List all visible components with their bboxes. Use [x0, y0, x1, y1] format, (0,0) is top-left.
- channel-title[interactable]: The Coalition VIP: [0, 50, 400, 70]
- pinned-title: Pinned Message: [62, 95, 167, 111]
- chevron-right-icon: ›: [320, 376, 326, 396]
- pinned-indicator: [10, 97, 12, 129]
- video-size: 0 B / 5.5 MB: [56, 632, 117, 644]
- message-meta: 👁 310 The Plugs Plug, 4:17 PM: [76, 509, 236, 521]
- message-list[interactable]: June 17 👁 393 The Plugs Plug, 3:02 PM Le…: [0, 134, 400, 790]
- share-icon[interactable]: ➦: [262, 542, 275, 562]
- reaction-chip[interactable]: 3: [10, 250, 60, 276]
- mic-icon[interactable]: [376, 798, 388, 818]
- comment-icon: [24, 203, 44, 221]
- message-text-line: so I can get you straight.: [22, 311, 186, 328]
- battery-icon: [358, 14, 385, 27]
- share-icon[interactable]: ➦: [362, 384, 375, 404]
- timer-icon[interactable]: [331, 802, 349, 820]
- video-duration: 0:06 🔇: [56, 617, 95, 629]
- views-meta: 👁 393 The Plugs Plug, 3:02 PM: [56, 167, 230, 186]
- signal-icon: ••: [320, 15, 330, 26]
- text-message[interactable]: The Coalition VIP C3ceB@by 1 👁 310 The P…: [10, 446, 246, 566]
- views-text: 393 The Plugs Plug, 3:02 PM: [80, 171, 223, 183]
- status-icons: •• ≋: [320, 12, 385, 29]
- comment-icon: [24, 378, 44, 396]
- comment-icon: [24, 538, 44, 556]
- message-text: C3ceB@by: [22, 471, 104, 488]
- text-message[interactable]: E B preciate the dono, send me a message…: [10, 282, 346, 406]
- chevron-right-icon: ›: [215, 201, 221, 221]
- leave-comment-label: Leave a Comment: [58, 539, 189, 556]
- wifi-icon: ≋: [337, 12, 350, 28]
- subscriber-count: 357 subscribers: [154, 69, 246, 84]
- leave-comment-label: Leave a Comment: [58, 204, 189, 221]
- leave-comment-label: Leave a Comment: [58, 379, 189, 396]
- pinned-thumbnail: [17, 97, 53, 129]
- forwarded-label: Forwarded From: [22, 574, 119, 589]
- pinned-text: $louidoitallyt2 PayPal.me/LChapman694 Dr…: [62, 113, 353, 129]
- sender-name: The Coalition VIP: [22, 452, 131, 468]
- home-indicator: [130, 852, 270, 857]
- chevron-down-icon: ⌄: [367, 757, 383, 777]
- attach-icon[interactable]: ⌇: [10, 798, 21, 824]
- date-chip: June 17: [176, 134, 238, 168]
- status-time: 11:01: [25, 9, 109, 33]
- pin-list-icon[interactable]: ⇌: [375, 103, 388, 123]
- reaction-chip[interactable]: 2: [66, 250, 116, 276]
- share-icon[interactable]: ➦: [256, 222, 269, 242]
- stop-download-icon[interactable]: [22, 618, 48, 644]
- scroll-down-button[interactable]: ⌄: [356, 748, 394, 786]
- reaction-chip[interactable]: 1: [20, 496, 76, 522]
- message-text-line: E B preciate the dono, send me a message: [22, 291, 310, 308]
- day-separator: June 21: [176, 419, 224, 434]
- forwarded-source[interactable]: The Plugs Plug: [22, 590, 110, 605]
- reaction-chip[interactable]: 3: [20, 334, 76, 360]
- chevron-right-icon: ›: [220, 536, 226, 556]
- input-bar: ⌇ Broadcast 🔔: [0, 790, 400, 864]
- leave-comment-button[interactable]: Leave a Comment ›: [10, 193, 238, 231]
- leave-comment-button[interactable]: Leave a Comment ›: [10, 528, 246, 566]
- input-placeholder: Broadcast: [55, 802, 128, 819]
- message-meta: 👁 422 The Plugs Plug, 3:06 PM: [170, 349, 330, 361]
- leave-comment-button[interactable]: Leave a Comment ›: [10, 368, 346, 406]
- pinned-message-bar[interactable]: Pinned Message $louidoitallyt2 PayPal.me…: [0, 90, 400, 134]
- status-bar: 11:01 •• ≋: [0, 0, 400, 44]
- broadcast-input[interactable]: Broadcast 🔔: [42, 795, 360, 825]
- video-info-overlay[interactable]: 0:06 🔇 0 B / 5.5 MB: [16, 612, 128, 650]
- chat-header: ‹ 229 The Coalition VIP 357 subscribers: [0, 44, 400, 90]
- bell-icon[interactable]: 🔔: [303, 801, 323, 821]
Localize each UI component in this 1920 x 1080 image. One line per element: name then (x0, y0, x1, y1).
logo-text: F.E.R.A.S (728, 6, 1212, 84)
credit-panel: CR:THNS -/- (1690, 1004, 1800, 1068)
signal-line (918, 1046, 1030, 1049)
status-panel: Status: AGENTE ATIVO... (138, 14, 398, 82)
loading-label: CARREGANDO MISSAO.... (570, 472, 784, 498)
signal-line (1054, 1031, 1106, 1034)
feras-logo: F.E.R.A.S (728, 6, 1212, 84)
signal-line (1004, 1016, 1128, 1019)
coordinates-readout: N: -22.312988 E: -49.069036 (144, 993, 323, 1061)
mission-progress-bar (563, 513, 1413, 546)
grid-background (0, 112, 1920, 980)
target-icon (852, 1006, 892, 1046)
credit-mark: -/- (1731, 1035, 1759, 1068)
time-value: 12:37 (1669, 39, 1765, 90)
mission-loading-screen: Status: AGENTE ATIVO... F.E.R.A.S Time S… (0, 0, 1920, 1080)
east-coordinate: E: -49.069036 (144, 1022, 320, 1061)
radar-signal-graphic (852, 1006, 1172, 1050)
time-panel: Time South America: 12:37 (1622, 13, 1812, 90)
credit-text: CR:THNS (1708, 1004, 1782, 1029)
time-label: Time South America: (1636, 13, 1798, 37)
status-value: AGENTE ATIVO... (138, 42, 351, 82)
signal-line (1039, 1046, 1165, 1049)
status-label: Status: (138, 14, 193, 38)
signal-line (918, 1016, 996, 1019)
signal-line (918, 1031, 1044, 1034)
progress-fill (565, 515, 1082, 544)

····················

* **WHAT IS EXPECTED**: Quote the lines from the start of the records through the line that contains "- chevron-right-icon: ›: [215, 201, 221, 221]", both ends included.

* **RESPONSE TO THE TASK**:
List all visible components with their bboxes. Use [x0, y0, x1, y1] format, (0,0) is top-left.
- channel-title[interactable]: The Coalition VIP: [0, 50, 400, 70]
- pinned-title: Pinned Message: [62, 95, 167, 111]
- chevron-right-icon: ›: [320, 376, 326, 396]
- pinned-indicator: [10, 97, 12, 129]
- video-size: 0 B / 5.5 MB: [56, 632, 117, 644]
- message-meta: 👁 310 The Plugs Plug, 4:17 PM: [76, 509, 236, 521]
- message-list[interactable]: June 17 👁 393 The Plugs Plug, 3:02 PM Le…: [0, 134, 400, 790]
- share-icon[interactable]: ➦: [262, 542, 275, 562]
- reaction-chip[interactable]: 3: [10, 250, 60, 276]
- mic-icon[interactable]: [376, 798, 388, 818]
- comment-icon: [24, 203, 44, 221]
- message-text-line: so I can get you straight.: [22, 311, 186, 328]
- battery-icon: [358, 14, 385, 27]
- share-icon[interactable]: ➦: [362, 384, 375, 404]
- timer-icon[interactable]: [331, 802, 349, 820]
- video-duration: 0:06 🔇: [56, 617, 95, 629]
- views-meta: 👁 393 The Plugs Plug, 3:02 PM: [56, 167, 230, 186]
- signal-icon: ••: [320, 15, 330, 26]
- text-message[interactable]: The Coalition VIP C3ceB@by 1 👁 310 The P…: [10, 446, 246, 566]
- views-text: 393 The Plugs Plug, 3:02 PM: [80, 171, 223, 183]
- status-icons: •• ≋: [320, 12, 385, 29]
- comment-icon: [24, 378, 44, 396]
- comment-icon: [24, 538, 44, 556]
- message-text: C3ceB@by: [22, 471, 104, 488]
- text-message[interactable]: E B preciate the dono, send me a message…: [10, 282, 346, 406]
- chevron-right-icon: ›: [215, 201, 221, 221]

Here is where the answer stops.